→ Material to process

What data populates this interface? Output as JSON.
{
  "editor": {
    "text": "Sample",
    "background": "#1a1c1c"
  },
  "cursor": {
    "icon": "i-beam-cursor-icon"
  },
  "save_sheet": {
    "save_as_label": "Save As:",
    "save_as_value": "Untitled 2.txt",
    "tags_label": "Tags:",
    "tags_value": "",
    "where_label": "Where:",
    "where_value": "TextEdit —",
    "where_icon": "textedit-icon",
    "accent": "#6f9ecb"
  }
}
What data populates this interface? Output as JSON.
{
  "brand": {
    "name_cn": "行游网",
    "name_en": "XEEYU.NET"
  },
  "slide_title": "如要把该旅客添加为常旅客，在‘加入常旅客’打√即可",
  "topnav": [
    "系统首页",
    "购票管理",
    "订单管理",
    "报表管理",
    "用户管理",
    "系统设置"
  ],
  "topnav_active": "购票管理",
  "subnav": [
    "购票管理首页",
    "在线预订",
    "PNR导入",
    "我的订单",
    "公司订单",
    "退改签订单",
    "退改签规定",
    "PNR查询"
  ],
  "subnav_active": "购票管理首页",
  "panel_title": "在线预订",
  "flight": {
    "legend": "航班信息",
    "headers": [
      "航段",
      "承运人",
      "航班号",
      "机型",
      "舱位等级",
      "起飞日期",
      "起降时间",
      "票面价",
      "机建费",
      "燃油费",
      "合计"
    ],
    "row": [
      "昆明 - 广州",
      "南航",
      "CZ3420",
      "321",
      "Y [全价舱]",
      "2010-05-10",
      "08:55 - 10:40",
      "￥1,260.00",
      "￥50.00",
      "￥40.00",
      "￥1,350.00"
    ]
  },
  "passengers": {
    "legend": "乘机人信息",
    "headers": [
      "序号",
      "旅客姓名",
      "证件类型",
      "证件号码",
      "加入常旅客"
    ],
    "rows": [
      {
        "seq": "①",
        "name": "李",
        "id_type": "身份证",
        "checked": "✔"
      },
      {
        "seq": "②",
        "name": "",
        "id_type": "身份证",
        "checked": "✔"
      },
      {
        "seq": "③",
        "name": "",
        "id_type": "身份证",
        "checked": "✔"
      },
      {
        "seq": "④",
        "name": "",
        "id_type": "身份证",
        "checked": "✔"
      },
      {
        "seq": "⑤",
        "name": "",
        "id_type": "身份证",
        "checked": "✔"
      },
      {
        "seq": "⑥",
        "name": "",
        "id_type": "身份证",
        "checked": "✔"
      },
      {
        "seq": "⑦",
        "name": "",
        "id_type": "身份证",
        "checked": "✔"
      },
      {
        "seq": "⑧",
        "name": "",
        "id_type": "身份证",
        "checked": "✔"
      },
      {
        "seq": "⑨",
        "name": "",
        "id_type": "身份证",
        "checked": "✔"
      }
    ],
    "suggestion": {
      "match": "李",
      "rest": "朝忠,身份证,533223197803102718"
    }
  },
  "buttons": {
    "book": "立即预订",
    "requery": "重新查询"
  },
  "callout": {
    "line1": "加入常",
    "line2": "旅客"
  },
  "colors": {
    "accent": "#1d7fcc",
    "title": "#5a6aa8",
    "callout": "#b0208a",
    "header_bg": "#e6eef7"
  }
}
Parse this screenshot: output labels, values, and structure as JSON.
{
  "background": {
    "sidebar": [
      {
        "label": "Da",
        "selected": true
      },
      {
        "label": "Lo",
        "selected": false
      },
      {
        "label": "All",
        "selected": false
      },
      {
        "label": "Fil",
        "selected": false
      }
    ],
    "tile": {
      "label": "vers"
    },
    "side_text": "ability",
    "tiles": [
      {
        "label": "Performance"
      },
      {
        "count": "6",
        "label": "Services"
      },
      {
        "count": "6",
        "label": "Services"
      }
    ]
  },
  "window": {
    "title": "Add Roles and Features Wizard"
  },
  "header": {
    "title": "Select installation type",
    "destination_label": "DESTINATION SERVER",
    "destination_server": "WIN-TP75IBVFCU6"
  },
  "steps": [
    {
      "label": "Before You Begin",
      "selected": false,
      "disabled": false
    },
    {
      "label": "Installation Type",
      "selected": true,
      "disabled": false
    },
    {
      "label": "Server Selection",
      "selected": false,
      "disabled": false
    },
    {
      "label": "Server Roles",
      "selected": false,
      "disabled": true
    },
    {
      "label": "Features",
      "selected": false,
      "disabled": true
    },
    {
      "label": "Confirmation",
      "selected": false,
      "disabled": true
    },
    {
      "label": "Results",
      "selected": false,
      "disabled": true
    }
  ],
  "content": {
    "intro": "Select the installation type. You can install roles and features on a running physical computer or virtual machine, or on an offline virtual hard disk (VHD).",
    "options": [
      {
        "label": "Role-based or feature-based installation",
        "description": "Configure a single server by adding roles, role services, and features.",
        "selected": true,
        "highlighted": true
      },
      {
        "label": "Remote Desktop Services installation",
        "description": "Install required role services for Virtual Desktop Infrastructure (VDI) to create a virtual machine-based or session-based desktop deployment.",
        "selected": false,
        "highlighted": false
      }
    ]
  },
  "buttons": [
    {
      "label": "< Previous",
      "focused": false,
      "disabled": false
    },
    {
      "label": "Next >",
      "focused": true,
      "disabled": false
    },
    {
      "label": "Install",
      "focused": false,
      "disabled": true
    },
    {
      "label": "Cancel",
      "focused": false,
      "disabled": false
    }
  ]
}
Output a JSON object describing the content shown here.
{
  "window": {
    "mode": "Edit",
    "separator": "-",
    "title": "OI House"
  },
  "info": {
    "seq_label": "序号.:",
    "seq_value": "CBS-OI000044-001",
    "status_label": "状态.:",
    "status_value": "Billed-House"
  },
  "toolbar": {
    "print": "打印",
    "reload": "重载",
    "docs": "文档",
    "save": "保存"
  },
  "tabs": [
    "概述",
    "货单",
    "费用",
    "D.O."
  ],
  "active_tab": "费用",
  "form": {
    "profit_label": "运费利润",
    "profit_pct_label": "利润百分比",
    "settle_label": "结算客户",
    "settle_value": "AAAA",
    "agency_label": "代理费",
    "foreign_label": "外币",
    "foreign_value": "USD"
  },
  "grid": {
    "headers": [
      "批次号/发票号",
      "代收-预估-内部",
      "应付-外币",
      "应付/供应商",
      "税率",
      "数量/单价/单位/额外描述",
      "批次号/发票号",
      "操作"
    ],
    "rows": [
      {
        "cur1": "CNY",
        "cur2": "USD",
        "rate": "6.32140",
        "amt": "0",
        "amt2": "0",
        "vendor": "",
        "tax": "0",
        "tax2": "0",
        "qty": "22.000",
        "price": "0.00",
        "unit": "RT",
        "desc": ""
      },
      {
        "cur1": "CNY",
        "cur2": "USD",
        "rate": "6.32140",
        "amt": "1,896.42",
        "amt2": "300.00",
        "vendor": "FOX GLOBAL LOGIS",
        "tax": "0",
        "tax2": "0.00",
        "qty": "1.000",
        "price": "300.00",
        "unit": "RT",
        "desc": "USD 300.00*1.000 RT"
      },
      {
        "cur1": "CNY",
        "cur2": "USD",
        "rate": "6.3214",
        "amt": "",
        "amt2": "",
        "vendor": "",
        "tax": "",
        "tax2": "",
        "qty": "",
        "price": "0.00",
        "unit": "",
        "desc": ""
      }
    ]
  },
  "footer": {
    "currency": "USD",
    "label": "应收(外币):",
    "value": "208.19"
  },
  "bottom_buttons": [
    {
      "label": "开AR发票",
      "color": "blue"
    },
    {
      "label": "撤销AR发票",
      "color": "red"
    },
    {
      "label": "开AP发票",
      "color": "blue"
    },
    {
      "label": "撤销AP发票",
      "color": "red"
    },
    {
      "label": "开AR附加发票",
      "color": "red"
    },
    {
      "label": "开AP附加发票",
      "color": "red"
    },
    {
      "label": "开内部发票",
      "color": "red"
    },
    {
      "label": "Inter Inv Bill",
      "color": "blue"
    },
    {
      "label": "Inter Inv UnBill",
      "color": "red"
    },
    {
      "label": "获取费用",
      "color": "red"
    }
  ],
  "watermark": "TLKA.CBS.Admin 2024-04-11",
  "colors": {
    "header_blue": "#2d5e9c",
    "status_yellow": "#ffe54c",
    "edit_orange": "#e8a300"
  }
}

→ Written instruction
Take every line from the data above that holds "House" and copy it out.

→ Output for this exercise
    "title": "OI House"
    "status_value": "Billed-House"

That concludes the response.